• [What you need to do] Please copy all the lines that follow, word for word.

╭─ Entries supplied

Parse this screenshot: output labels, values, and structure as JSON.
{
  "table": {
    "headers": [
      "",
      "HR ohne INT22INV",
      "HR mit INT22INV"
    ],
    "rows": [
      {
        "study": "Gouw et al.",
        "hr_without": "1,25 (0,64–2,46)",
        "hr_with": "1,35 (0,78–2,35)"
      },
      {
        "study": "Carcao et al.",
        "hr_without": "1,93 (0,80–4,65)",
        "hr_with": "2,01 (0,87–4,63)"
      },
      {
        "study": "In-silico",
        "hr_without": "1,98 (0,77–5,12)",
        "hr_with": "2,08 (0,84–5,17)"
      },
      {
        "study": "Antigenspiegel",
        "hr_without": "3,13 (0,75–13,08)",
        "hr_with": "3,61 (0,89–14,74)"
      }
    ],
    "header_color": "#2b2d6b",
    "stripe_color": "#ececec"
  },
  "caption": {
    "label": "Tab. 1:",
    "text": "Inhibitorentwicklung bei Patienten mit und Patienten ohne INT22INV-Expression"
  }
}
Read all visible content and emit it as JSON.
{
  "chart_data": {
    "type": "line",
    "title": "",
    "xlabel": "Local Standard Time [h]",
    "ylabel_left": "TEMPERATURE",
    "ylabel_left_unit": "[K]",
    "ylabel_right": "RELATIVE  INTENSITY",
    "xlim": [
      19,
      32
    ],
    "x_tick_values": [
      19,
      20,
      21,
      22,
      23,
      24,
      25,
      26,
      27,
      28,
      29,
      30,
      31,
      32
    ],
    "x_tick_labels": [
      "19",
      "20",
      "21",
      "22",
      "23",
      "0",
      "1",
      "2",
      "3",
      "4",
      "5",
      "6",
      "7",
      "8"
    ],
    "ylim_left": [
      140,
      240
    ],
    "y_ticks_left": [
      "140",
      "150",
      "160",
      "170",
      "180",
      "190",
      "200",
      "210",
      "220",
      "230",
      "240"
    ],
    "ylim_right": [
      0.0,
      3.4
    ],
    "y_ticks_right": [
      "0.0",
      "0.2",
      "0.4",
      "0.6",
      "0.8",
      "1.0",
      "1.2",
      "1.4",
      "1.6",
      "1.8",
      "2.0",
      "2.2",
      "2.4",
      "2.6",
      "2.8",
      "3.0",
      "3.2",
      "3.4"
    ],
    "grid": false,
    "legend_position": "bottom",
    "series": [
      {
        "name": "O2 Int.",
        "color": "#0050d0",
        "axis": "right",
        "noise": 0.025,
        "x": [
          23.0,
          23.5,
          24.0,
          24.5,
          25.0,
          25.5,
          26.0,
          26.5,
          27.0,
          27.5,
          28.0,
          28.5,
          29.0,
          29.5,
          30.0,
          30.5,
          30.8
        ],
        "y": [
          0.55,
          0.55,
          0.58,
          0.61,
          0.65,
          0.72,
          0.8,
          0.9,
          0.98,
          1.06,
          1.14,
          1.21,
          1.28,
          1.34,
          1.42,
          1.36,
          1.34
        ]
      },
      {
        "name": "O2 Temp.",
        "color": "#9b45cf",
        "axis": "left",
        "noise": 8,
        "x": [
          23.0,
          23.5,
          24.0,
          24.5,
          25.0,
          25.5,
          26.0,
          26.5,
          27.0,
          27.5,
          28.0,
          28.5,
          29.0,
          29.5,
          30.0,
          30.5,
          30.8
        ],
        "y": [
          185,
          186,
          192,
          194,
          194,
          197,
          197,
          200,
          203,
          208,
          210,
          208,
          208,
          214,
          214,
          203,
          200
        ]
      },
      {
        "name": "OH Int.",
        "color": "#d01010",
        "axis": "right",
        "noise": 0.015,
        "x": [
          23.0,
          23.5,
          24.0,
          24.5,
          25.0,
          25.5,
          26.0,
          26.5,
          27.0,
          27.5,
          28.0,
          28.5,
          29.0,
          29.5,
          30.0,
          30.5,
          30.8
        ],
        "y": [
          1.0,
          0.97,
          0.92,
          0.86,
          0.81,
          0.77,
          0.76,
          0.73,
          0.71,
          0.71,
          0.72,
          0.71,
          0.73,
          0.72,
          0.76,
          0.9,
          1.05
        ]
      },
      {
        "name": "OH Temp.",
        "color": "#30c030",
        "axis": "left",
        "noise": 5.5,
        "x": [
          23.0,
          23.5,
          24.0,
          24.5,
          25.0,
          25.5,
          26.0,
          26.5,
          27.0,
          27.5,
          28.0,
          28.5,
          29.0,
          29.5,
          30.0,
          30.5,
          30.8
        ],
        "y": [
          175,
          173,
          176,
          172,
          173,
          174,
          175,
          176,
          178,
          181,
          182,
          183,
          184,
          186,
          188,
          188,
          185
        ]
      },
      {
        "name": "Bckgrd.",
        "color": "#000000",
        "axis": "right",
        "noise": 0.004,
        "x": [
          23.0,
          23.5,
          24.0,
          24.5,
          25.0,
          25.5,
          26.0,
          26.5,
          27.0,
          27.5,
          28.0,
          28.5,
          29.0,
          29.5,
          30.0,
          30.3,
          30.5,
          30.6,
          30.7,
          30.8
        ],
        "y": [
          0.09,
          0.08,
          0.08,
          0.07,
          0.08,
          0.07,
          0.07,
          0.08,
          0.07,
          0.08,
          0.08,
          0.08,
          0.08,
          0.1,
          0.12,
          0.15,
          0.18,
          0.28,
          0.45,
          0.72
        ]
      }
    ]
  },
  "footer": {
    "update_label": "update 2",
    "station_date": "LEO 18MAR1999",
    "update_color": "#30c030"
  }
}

╰─

• [Written answer]
Parse this screenshot: output labels, values, and structure as JSON.
{
  "table": {
    "headers": [
      "",
      "HR ohne INT22INV",
      "HR mit INT22INV"
    ],
    "rows": [
      {
        "study": "Gouw et al.",
        "hr_without": "1,25 (0,64–2,46)",
        "hr_with": "1,35 (0,78–2,35)"
      },
      {
        "study": "Carcao et al.",
        "hr_without": "1,93 (0,80–4,65)",
        "hr_with": "2,01 (0,87–4,63)"
      },
      {
        "study": "In-silico",
        "hr_without": "1,98 (0,77–5,12)",
        "hr_with": "2,08 (0,84–5,17)"
      },
      {
        "study": "Antigenspiegel",
        "hr_without": "3,13 (0,75–13,08)",
        "hr_with": "3,61 (0,89–14,74)"
      }
    ],
    "header_color": "#2b2d6b",
    "stripe_color": "#ececec"
  },
  "caption": {
    "label": "Tab. 1:",
    "text": "Inhibitorentwicklung bei Patienten mit und Patienten ohne INT22INV-Expression"
  }
}
Read all visible content and emit it as JSON.
{
  "chart_data": {
    "type": "line",
    "title": "",
    "xlabel": "Local Standard Time [h]",
    "ylabel_left": "TEMPERATURE",
    "ylabel_left_unit": "[K]",
    "ylabel_right": "RELATIVE  INTENSITY",
    "xlim": [
      19,
      32
    ],
    "x_tick_values": [
      19,
      20,
      21,
      22,
      23,
      24,
      25,
      26,
      27,
      28,
      29,
      30,
      31,
      32
    ],
    "x_tick_labels": [
      "19",
      "20",
      "21",
      "22",
      "23",
      "0",
      "1",
      "2",
      "3",
      "4",
      "5",
      "6",
      "7",
      "8"
    ],
    "ylim_left": [
      140,
      240
    ],
    "y_ticks_left": [
      "140",
      "150",
      "160",
      "170",
      "180",
      "190",
      "200",
      "210",
      "220",
      "230",
      "240"
    ],
    "ylim_right": [
      0.0,
      3.4
    ],
    "y_ticks_right": [
      "0.0",
      "0.2",
      "0.4",
      "0.6",
      "0.8",
      "1.0",
      "1.2",
      "1.4",
      "1.6",
      "1.8",
      "2.0",
      "2.2",
      "2.4",
      "2.6",
      "2.8",
      "3.0",
      "3.2",
      "3.4"
    ],
    "grid": false,
    "legend_position": "bottom",
    "series": [
      {
        "name": "O2 Int.",
        "color": "#0050d0",
        "axis": "right",
        "noise": 0.025,
        "x": [
          23.0,
          23.5,
          24.0,
          24.5,
          25.0,
          25.5,
          26.0,
          26.5,
          27.0,
          27.5,
          28.0,
          28.5,
          29.0,
          29.5,
          30.0,
          30.5,
          30.8
        ],
        "y": [
          0.55,
          0.55,
          0.58,
          0.61,
          0.65,
          0.72,
          0.8,
          0.9,
          0.98,
          1.06,
          1.14,
          1.21,
          1.28,
          1.34,
          1.42,
          1.36,
          1.34
        ]
      },
      {
        "name": "O2 Temp.",
        "color": "#9b45cf",
        "axis": "left",
        "noise": 8,
        "x": [
          23.0,
          23.5,
          24.0,
          24.5,
          25.0,
          25.5,
          26.0,
          26.5,
          27.0,
          27.5,
          28.0,
          28.5,
          29.0,
          29.5,
          30.0,
          30.5,
          30.8
        ],
        "y": [
          185,
          186,
          192,
          194,
          194,
          197,
          197,
          200,
          203,
          208,
          210,
          208,
          208,
          214,
          214,
          203,
          200
        ]
      },
      {
        "name": "OH Int.",
        "color": "#d01010",
        "axis": "right",
        "noise": 0.015,
        "x": [
          23.0,
          23.5,
          24.0,
          24.5,
          25.0,
          25.5,
          26.0,
          26.5,
          27.0,
          27.5,
          28.0,
          28.5,
          29.0,
          29.5,
          30.0,
          30.5,
          30.8
        ],
        "y": [
          1.0,
          0.97,
          0.92,
          0.86,
          0.81,
          0.77,
          0.76,
          0.73,
          0.71,
          0.71,
          0.72,
          0.71,
          0.73,
          0.72,
          0.76,
          0.9,
          1.05
        ]
      },
      {
        "name": "OH Temp.",
        "color": "#30c030",
        "axis": "left",
        "noise": 5.5,
        "x": [
          23.0,
          23.5,
          24.0,
          24.5,
          25.0,
          25.5,
          26.0,
          26.5,
          27.0,
          27.5,
          28.0,
          28.5,
          29.0,
          29.5,
          30.0,
          30.5,
          30.8
        ],
        "y": [
          175,
          173,
          176,
          172,
          173,
          174,
          175,
          176,
          178,
          181,
          182,
          183,
          184,
          186,
          188,
          188,
          185
        ]
      },
      {
        "name": "Bckgrd.",
        "color": "#000000",
        "axis": "right",
        "noise": 0.004,
        "x": [
          23.0,
          23.5,
          24.0,
          24.5,
          25.0,
          25.5,
          26.0,
          26.5,
          27.0,
          27.5,
          28.0,
          28.5,
          29.0,
          29.5,
          30.0,
          30.3,
          30.5,
          30.6,
          30.7,
          30.8
        ],
        "y": [
          0.09,
          0.08,
          0.08,
          0.07,
          0.08,
          0.07,
          0.07,
          0.08,
          0.07,
          0.08,
          0.08,
          0.08,
          0.08,
          0.1,
          0.12,
          0.15,
          0.18,
          0.28,
          0.45,
          0.72
        ]
      }
    ]
  },
  "footer": {
    "update_label": "update 2",
    "station_date": "LEO 18MAR1999",
    "update_color": "#30c030"
  }
}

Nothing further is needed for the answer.